[Dataset entries]
- - - -
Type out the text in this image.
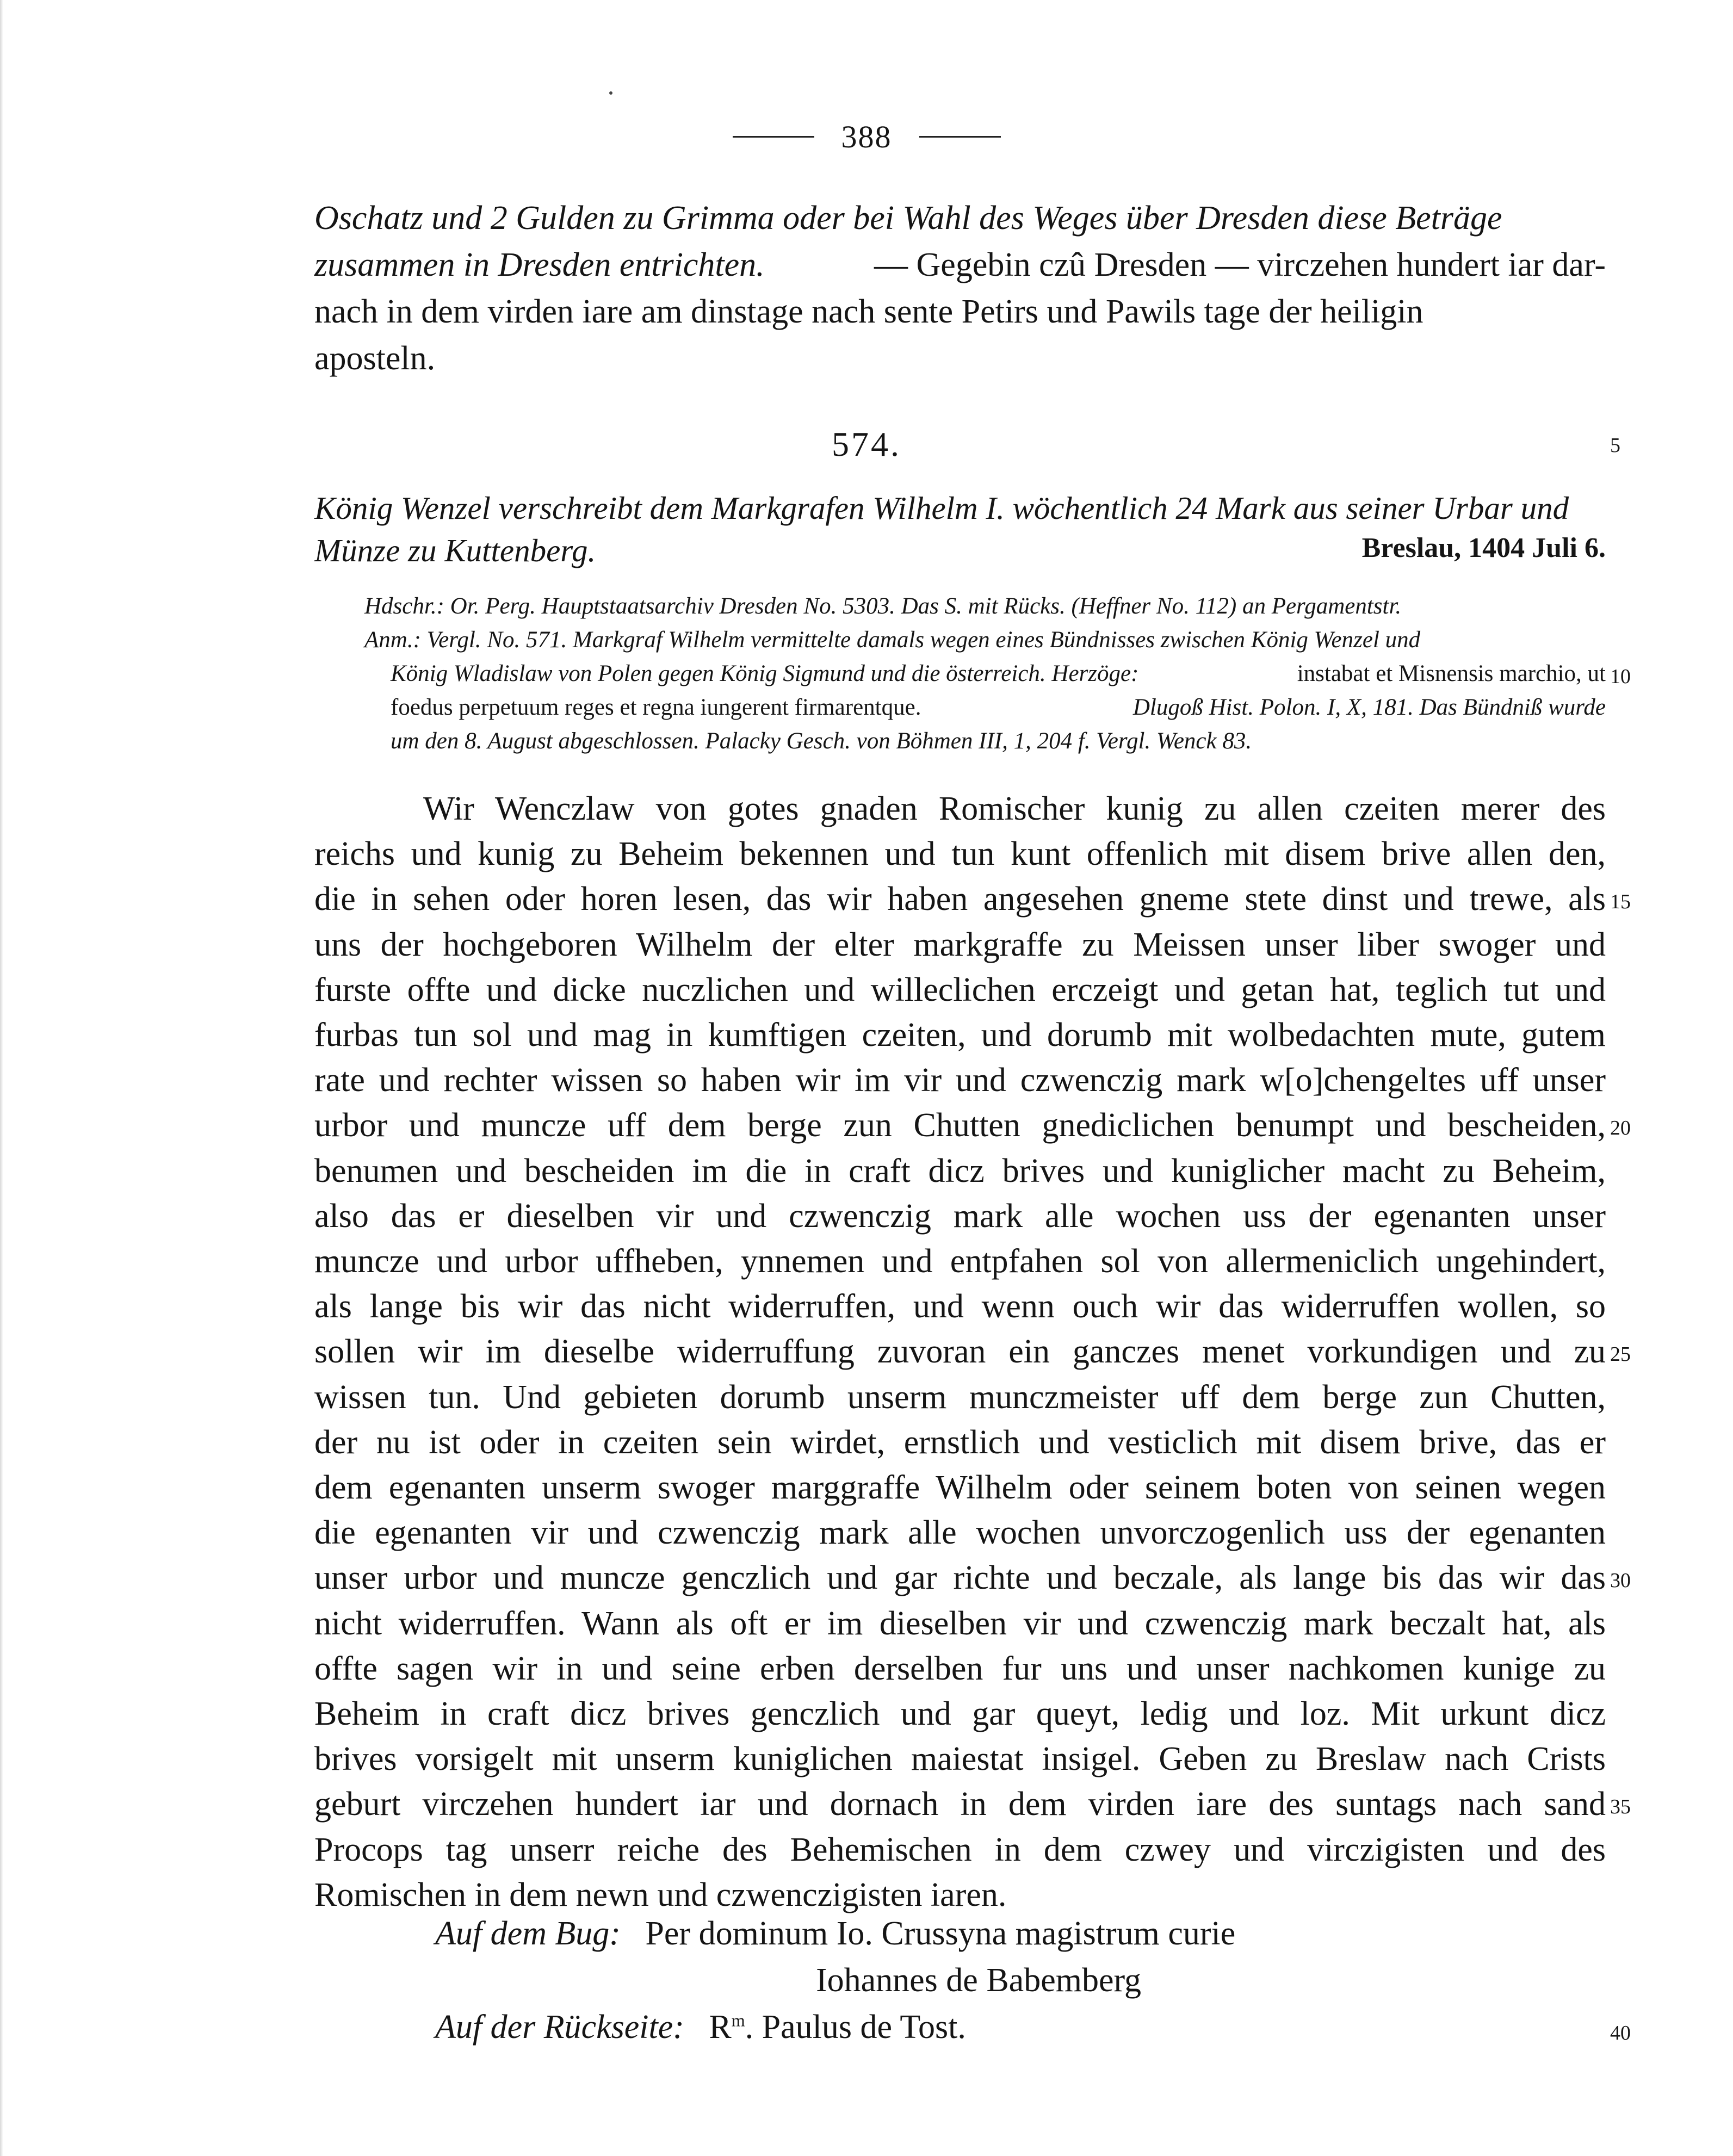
388
Oschatz und 2 Gulden zu Grimma oder bei Wahl des Weges über Dresden diese Beträge
zusammen in Dresden entrichten.	— Gegebin czû Dresden — virczehen hundert iar dar-
nach in dem virden iare am dinstage nach sente Petirs und Pawils tage der heiligin
aposteln.
574.
König Wenzel verschreibt dem Markgrafen Wilhelm I. wöchentlich 24 Mark aus seiner Urbar und
Münze zu Kuttenberg.	Breslau, 1404 Juli 6.
Hdschr.: Or. Perg. Hauptstaatsarchiv Dresden No. 5303. Das S. mit Rücks. (Heffner No. 112) an Pergamentstr.
Anm.: Vergl. No. 571. Markgraf Wilhelm vermittelte damals wegen eines Bündnisses zwischen König Wenzel und
König Wladislaw von Polen gegen König Sigmund und die österreich. Herzöge:	instabat et Misnensis marchio, ut
foedus perpetuum reges et regna iungerent firmarentque.	Dlugoß Hist. Polon. I, X, 181. Das Bündniß wurde
um den 8. August abgeschlossen. Palacky Gesch. von Böhmen III, 1, 204 f. Vergl. Wenck 83.
Wir Wenczlaw von gotes gnaden Romischer kunig zu allen czeiten merer des
reichs und kunig zu Beheim bekennen und tun kunt offenlich mit disem brive allen den,
die in sehen oder horen lesen, das wir haben angesehen gneme stete dinst und trewe, als
uns der hochgeboren Wilhelm der elter markgraffe zu Meissen unser liber swoger und
furste offte und dicke nuczlichen und willeclichen erczeigt und getan hat, teglich tut und
furbas tun sol und mag in kumftigen czeiten, und dorumb mit wolbedachten mute, gutem
rate und rechter wissen so haben wir im vir und czwenczig mark w[o]chengeltes uff unser
urbor und muncze uff dem berge zun Chutten gnediclichen benumpt und bescheiden,
benumen und bescheiden im die in craft dicz brives und kuniglicher macht zu Beheim,
also das er dieselben vir und czwenczig mark alle wochen uss der egenanten unser
muncze und urbor uffheben, ynnemen und entpfahen sol von allermeniclich ungehindert,
als lange bis wir das nicht widerruffen, und wenn ouch wir das widerruffen wollen, so
sollen wir im dieselbe widerruffung zuvoran ein ganczes menet vorkundigen und zu
wissen tun. Und gebieten dorumb unserm munczmeister uff dem berge zun Chutten,
der nu ist oder in czeiten sein wirdet, ernstlich und vesticlich mit disem brive, das er
dem egenanten unserm swoger marggraffe Wilhelm oder seinem boten von seinen wegen
die egenanten vir und czwenczig mark alle wochen unvorczogenlich uss der egenanten
unser urbor und muncze genczlich und gar richte und beczale, als lange bis das wir das
nicht widerruffen. Wann als oft er im dieselben vir und czwenczig mark beczalt hat, als
offte sagen wir in und seine erben derselben fur uns und unser nachkomen kunige zu
Beheim in craft dicz brives genczlich und gar queyt, ledig und loz. Mit urkunt dicz
brives vorsigelt mit unserm kuniglichen maiestat insigel. Geben zu Breslaw nach Crists
geburt virczehen hundert iar und dornach in dem virden iare des suntags nach sand
Procops tag unserr reiche des Behemischen in dem czwey und virczigisten und des
Romischen in dem newn und czwenczigisten iaren.
Auf dem Bug: Per dominum Io. Crussyna magistrum curie
Iohannes de Babemberg
Auf der Rückseite: $R^m$. Paulus de Tost.
5
10
15
20
25
30
35
40
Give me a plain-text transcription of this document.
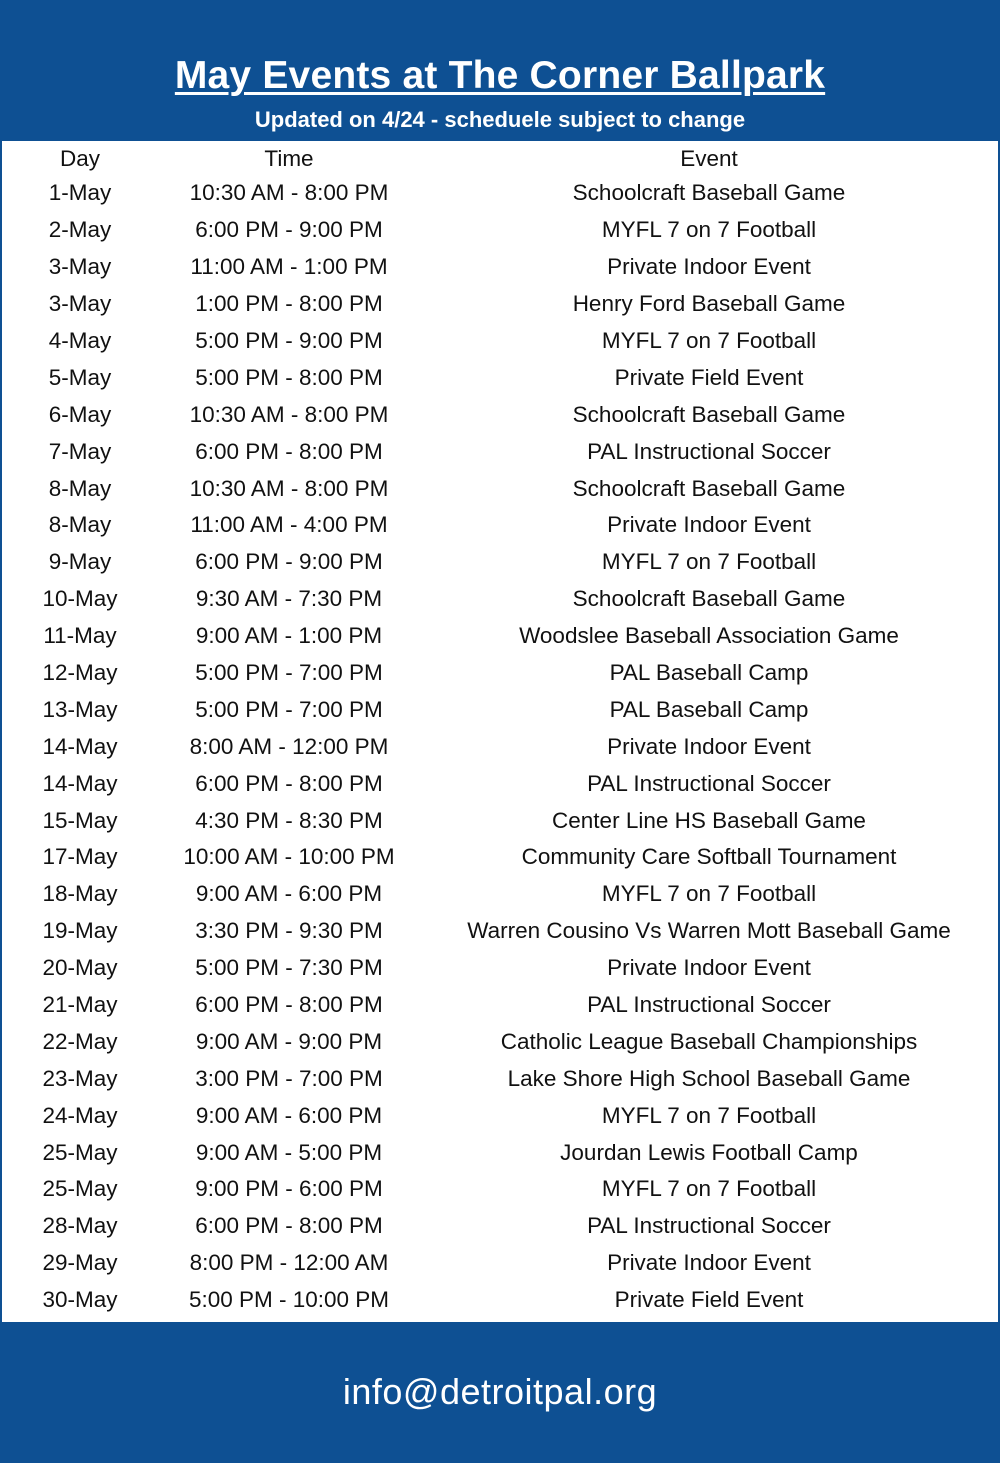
May Events at The Corner Ballpark
Updated on 4/24 - scheduele subject to change
Day	Time	Event
1-May	10:30 AM - 8:00 PM	Schoolcraft Baseball Game
2-May	6:00 PM - 9:00 PM	MYFL 7 on 7 Football
3-May	11:00 AM - 1:00 PM	Private Indoor Event
3-May	1:00 PM - 8:00 PM	Henry Ford Baseball Game
4-May	5:00 PM - 9:00 PM	MYFL 7 on 7 Football
5-May	5:00 PM - 8:00 PM	Private Field Event
6-May	10:30 AM - 8:00 PM	Schoolcraft Baseball Game
7-May	6:00 PM - 8:00 PM	PAL Instructional Soccer
8-May	10:30 AM - 8:00 PM	Schoolcraft Baseball Game
8-May	11:00 AM - 4:00 PM	Private Indoor Event
9-May	6:00 PM - 9:00 PM	MYFL 7 on 7 Football
10-May	9:30 AM - 7:30 PM	Schoolcraft Baseball Game
11-May	9:00 AM - 1:00 PM	Woodslee Baseball Association Game
12-May	5:00 PM - 7:00 PM	PAL Baseball Camp
13-May	5:00 PM - 7:00 PM	PAL Baseball Camp
14-May	8:00 AM - 12:00 PM	Private Indoor Event
14-May	6:00 PM - 8:00 PM	PAL Instructional Soccer
15-May	4:30 PM - 8:30 PM	Center Line HS Baseball Game
17-May	10:00 AM - 10:00 PM	Community Care Softball Tournament
18-May	9:00 AM - 6:00 PM	MYFL 7 on 7 Football
19-May	3:30 PM - 9:30 PM	Warren Cousino Vs Warren Mott Baseball Game
20-May	5:00 PM - 7:30 PM	Private Indoor Event
21-May	6:00 PM - 8:00 PM	PAL Instructional Soccer
22-May	9:00 AM - 9:00 PM	Catholic League Baseball Championships
23-May	3:00 PM - 7:00 PM	Lake Shore High School Baseball Game
24-May	9:00 AM - 6:00 PM	MYFL 7 on 7 Football
25-May	9:00 AM - 5:00 PM	Jourdan Lewis Football Camp
25-May	9:00 PM - 6:00 PM	MYFL 7 on 7 Football
28-May	6:00 PM - 8:00 PM	PAL Instructional Soccer
29-May	8:00 PM - 12:00 AM	Private Indoor Event
30-May	5:00 PM - 10:00 PM	Private Field Event
info@detroitpal.org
- - - -
WORK REQUIRED: Pull every line containing "Private" from the data.

COMPLETE ANSWER:
3-May	11:00 AM - 1:00 PM	Private Indoor Event
5-May	5:00 PM - 8:00 PM	Private Field Event
8-May	11:00 AM - 4:00 PM	Private Indoor Event
14-May	8:00 AM - 12:00 PM	Private Indoor Event
20-May	5:00 PM - 7:30 PM	Private Indoor Event
29-May	8:00 PM - 12:00 AM	Private Indoor Event
30-May	5:00 PM - 10:00 PM	Private Field Event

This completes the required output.